**What to work on:** Provide an exact transcription of all the records.

Extracts from a graphics dataset:

▼▼▼

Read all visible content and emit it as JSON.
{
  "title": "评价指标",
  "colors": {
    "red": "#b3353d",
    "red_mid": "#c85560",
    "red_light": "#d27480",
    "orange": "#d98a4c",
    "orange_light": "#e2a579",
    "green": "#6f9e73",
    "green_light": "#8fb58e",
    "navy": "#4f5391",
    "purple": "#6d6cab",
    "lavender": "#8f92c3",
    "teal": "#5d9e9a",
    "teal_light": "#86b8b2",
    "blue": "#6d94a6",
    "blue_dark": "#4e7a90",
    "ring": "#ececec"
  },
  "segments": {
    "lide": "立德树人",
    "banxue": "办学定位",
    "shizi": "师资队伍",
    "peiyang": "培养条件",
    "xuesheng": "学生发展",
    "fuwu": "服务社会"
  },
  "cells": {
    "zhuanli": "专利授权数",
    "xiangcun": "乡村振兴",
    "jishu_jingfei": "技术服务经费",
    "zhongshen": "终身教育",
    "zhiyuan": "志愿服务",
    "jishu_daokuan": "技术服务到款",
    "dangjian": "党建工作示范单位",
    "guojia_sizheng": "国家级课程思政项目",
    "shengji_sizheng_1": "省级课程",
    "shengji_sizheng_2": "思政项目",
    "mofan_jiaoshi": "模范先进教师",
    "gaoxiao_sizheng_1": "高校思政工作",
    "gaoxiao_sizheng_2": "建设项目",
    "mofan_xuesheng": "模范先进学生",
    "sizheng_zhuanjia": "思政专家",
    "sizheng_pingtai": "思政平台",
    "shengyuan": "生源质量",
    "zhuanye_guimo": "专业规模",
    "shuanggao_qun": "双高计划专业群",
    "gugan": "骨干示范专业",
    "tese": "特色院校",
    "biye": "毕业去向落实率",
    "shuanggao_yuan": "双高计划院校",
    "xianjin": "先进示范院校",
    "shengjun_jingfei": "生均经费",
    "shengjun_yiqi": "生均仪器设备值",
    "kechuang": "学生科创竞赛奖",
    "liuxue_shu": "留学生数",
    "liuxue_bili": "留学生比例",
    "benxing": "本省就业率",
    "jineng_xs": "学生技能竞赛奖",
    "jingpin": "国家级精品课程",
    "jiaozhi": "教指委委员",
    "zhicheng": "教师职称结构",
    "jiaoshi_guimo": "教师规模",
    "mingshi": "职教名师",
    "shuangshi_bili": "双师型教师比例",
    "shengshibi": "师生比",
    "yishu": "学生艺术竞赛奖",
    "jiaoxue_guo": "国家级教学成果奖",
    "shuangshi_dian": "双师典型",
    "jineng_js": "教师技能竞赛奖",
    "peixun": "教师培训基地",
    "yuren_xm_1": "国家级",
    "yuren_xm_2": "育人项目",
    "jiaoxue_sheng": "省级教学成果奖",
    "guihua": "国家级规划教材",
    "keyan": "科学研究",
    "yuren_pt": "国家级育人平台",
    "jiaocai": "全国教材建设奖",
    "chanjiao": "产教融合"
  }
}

▲▲▲

**Worked answer:**
Read all visible content and emit it as JSON.
{
  "title": "评价指标",
  "colors": {
    "red": "#b3353d",
    "red_mid": "#c85560",
    "red_light": "#d27480",
    "orange": "#d98a4c",
    "orange_light": "#e2a579",
    "green": "#6f9e73",
    "green_light": "#8fb58e",
    "navy": "#4f5391",
    "purple": "#6d6cab",
    "lavender": "#8f92c3",
    "teal": "#5d9e9a",
    "teal_light": "#86b8b2",
    "blue": "#6d94a6",
    "blue_dark": "#4e7a90",
    "ring": "#ececec"
  },
  "segments": {
    "lide": "立德树人",
    "banxue": "办学定位",
    "shizi": "师资队伍",
    "peiyang": "培养条件",
    "xuesheng": "学生发展",
    "fuwu": "服务社会"
  },
  "cells": {
    "zhuanli": "专利授权数",
    "xiangcun": "乡村振兴",
    "jishu_jingfei": "技术服务经费",
    "zhongshen": "终身教育",
    "zhiyuan": "志愿服务",
    "jishu_daokuan": "技术服务到款",
    "dangjian": "党建工作示范单位",
    "guojia_sizheng": "国家级课程思政项目",
    "shengji_sizheng_1": "省级课程",
    "shengji_sizheng_2": "思政项目",
    "mofan_jiaoshi": "模范先进教师",
    "gaoxiao_sizheng_1": "高校思政工作",
    "gaoxiao_sizheng_2": "建设项目",
    "mofan_xuesheng": "模范先进学生",
    "sizheng_zhuanjia": "思政专家",
    "sizheng_pingtai": "思政平台",
    "shengyuan": "生源质量",
    "zhuanye_guimo": "专业规模",
    "shuanggao_qun": "双高计划专业群",
    "gugan": "骨干示范专业",
    "tese": "特色院校",
    "biye": "毕业去向落实率",
    "shuanggao_yuan": "双高计划院校",
    "xianjin": "先进示范院校",
    "shengjun_jingfei": "生均经费",
    "shengjun_yiqi": "生均仪器设备值",
    "kechuang": "学生科创竞赛奖",
    "liuxue_shu": "留学生数",
    "liuxue_bili": "留学生比例",
    "benxing": "本省就业率",
    "jineng_xs": "学生技能竞赛奖",
    "jingpin": "国家级精品课程",
    "jiaozhi": "教指委委员",
    "zhicheng": "教师职称结构",
    "jiaoshi_guimo": "教师规模",
    "mingshi": "职教名师",
    "shuangshi_bili": "双师型教师比例",
    "shengshibi": "师生比",
    "yishu": "学生艺术竞赛奖",
    "jiaoxue_guo": "国家级教学成果奖",
    "shuangshi_dian": "双师典型",
    "jineng_js": "教师技能竞赛奖",
    "peixun": "教师培训基地",
    "yuren_xm_1": "国家级",
    "yuren_xm_2": "育人项目",
    "jiaoxue_sheng": "省级教学成果奖",
    "guihua": "国家级规划教材",
    "keyan": "科学研究",
    "yuren_pt": "国家级育人平台",
    "jiaocai": "全国教材建设奖",
    "chanjiao": "产教融合"
  }
}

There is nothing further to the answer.